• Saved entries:
----

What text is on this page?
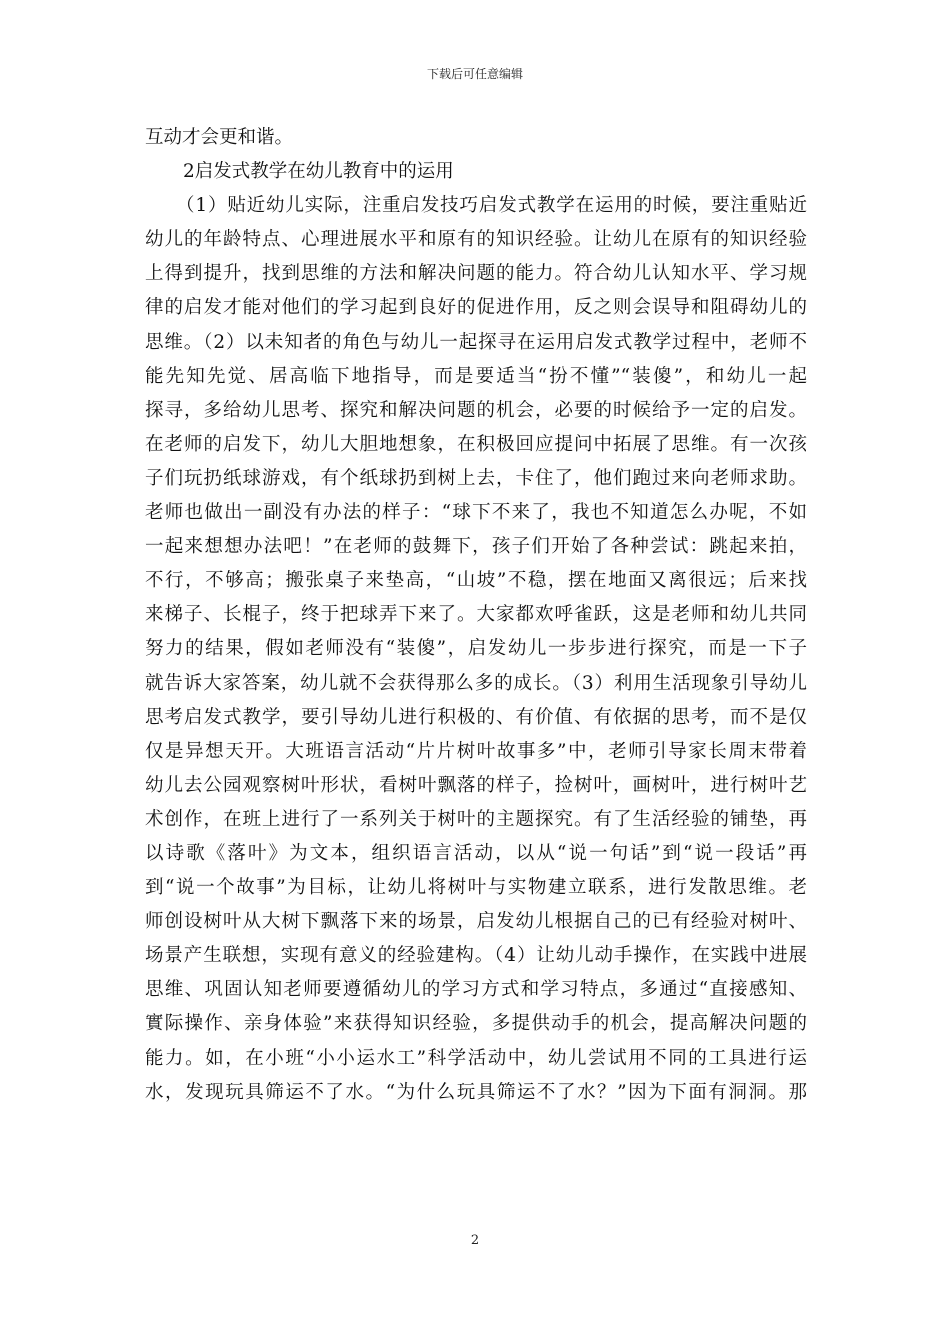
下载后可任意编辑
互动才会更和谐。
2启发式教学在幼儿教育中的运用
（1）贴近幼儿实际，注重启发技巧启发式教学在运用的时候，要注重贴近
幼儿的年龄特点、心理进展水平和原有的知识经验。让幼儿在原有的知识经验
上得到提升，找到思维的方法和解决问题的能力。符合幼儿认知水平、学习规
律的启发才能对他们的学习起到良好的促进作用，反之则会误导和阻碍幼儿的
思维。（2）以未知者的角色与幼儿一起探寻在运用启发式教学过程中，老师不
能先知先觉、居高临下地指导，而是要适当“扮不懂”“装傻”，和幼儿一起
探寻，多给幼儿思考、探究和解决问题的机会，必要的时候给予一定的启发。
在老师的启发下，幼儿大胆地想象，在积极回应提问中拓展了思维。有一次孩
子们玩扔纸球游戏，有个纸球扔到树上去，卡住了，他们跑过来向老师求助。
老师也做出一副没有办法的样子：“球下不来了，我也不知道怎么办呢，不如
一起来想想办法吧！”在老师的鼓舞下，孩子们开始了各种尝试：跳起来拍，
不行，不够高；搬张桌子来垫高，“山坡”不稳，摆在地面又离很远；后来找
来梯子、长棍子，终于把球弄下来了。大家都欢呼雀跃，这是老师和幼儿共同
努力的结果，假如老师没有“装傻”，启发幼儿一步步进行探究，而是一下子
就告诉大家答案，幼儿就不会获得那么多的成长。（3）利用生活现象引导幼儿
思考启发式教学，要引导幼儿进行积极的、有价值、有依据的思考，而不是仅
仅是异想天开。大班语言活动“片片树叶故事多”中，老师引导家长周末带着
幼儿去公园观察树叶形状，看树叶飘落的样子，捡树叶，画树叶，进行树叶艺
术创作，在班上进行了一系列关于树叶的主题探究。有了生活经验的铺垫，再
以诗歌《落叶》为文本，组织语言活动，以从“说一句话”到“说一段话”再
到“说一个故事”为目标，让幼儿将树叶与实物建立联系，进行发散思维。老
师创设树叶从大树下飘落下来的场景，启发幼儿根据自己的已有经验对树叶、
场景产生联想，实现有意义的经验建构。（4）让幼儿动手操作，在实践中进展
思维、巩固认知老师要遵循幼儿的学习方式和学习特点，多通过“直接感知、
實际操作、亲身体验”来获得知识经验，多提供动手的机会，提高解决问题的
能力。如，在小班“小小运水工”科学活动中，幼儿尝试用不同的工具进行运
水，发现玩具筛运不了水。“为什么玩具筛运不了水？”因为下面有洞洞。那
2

----

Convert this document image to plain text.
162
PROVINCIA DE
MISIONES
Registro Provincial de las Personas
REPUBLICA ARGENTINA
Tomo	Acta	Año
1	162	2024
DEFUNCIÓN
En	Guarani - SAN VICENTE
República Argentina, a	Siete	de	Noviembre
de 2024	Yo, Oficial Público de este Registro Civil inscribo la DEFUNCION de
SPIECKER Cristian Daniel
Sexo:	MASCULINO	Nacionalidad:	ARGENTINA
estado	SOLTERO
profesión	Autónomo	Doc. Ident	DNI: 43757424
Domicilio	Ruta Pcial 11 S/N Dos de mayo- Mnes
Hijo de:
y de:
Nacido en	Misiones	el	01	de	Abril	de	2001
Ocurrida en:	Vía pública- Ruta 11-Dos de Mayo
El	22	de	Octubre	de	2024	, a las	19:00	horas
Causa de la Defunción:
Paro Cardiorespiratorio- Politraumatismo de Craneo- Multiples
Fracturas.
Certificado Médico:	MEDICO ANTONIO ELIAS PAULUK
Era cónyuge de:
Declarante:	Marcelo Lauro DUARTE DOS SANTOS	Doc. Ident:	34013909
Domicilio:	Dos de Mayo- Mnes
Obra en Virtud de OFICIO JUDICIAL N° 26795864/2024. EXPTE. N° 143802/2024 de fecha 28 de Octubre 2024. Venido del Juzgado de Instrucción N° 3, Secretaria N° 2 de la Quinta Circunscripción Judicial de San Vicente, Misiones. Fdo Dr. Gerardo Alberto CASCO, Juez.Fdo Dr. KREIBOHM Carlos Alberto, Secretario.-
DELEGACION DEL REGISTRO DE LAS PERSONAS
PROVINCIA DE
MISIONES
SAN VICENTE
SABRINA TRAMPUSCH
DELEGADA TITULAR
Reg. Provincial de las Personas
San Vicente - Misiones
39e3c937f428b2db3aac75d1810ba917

----

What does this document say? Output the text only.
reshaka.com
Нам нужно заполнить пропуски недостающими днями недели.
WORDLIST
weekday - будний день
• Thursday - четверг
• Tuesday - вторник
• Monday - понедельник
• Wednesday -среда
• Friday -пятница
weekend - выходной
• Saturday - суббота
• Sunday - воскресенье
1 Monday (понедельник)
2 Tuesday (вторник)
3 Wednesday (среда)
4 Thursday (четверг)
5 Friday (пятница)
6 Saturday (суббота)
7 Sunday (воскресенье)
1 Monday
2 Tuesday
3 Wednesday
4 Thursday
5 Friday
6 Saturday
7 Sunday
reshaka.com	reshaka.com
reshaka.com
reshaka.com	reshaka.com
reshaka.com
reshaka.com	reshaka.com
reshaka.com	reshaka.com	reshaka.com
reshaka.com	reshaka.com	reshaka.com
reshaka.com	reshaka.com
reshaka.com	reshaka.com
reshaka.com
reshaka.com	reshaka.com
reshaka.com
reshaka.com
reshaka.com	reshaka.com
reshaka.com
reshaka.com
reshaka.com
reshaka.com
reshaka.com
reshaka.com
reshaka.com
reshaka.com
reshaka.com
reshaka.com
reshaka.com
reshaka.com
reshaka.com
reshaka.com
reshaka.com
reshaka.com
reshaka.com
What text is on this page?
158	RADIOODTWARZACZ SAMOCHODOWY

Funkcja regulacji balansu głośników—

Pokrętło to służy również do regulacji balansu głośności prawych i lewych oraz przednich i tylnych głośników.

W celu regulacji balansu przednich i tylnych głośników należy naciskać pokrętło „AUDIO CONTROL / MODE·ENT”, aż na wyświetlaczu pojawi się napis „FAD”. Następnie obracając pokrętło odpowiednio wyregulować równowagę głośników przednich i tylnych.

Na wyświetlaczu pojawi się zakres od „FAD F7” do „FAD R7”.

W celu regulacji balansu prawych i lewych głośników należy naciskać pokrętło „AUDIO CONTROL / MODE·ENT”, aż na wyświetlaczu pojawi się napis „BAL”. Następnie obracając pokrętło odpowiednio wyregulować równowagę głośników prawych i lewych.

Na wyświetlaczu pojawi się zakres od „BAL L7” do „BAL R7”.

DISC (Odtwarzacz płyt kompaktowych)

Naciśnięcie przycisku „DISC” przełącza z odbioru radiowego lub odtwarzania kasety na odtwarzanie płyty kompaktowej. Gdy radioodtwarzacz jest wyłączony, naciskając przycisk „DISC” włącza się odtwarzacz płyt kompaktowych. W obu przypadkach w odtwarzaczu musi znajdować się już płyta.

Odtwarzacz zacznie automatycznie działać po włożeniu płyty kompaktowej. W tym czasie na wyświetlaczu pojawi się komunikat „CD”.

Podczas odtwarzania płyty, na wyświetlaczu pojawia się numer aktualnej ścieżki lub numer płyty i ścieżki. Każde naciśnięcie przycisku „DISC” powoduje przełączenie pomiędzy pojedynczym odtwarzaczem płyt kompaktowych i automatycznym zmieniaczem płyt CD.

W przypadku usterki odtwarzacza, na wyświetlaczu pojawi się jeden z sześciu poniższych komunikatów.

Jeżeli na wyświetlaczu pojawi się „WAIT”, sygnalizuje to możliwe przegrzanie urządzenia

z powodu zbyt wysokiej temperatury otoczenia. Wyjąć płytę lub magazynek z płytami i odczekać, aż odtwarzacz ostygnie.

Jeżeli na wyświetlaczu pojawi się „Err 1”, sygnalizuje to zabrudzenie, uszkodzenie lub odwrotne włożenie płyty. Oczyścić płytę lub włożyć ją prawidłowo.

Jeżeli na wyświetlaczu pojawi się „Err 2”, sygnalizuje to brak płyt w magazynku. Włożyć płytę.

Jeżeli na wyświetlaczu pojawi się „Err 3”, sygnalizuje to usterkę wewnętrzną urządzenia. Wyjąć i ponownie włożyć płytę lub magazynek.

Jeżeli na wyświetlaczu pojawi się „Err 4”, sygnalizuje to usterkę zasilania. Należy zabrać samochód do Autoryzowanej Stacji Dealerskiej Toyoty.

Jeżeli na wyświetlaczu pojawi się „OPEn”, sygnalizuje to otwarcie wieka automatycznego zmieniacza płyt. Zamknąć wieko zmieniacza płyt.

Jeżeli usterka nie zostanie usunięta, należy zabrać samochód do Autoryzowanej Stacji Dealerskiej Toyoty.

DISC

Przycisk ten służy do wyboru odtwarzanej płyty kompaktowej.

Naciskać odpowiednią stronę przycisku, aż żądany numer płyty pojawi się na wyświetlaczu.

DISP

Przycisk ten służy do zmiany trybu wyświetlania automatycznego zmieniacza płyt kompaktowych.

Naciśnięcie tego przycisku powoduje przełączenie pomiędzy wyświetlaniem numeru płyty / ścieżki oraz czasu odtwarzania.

----

• Your instructions:
From the listing, copy every line where the string "Wednesday" appears.

• Output below:
• Wednesday -среда
3 Wednesday (среда)
3 Wednesday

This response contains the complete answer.